* DIRECTION:
Produce a verbatim copy of the entries listed below.

* RAW DATA:
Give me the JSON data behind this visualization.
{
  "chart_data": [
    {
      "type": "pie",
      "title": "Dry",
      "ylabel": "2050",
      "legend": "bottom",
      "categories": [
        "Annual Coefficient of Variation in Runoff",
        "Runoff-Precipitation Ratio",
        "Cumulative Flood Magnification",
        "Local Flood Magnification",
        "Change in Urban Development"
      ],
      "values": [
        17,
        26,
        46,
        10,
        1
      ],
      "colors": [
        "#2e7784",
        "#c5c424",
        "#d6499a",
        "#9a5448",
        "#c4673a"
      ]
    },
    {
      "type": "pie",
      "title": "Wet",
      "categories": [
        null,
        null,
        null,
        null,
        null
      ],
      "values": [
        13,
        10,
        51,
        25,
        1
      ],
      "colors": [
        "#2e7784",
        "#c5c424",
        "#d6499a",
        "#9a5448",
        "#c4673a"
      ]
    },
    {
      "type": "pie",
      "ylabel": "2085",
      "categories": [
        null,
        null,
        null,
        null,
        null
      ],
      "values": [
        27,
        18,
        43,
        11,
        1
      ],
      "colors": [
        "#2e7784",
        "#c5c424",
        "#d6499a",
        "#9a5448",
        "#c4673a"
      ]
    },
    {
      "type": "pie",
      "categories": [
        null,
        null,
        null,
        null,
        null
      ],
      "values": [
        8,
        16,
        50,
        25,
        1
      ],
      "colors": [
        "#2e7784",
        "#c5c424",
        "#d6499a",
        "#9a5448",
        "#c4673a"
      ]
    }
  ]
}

* RESULT:
Give me the JSON data behind this visualization.
{
  "chart_data": [
    {
      "type": "pie",
      "title": "Dry",
      "ylabel": "2050",
      "legend": "bottom",
      "categories": [
        "Annual Coefficient of Variation in Runoff",
        "Runoff-Precipitation Ratio",
        "Cumulative Flood Magnification",
        "Local Flood Magnification",
        "Change in Urban Development"
      ],
      "values": [
        17,
        26,
        46,
        10,
        1
      ],
      "colors": [
        "#2e7784",
        "#c5c424",
        "#d6499a",
        "#9a5448",
        "#c4673a"
      ]
    },
    {
      "type": "pie",
      "title": "Wet",
      "categories": [
        null,
        null,
        null,
        null,
        null
      ],
      "values": [
        13,
        10,
        51,
        25,
        1
      ],
      "colors": [
        "#2e7784",
        "#c5c424",
        "#d6499a",
        "#9a5448",
        "#c4673a"
      ]
    },
    {
      "type": "pie",
      "ylabel": "2085",
      "categories": [
        null,
        null,
        null,
        null,
        null
      ],
      "values": [
        27,
        18,
        43,
        11,
        1
      ],
      "colors": [
        "#2e7784",
        "#c5c424",
        "#d6499a",
        "#9a5448",
        "#c4673a"
      ]
    },
    {
      "type": "pie",
      "categories": [
        null,
        null,
        null,
        null,
        null
      ],
      "values": [
        8,
        16,
        50,
        25,
        1
      ],
      "colors": [
        "#2e7784",
        "#c5c424",
        "#d6499a",
        "#9a5448",
        "#c4673a"
      ]
    }
  ]
}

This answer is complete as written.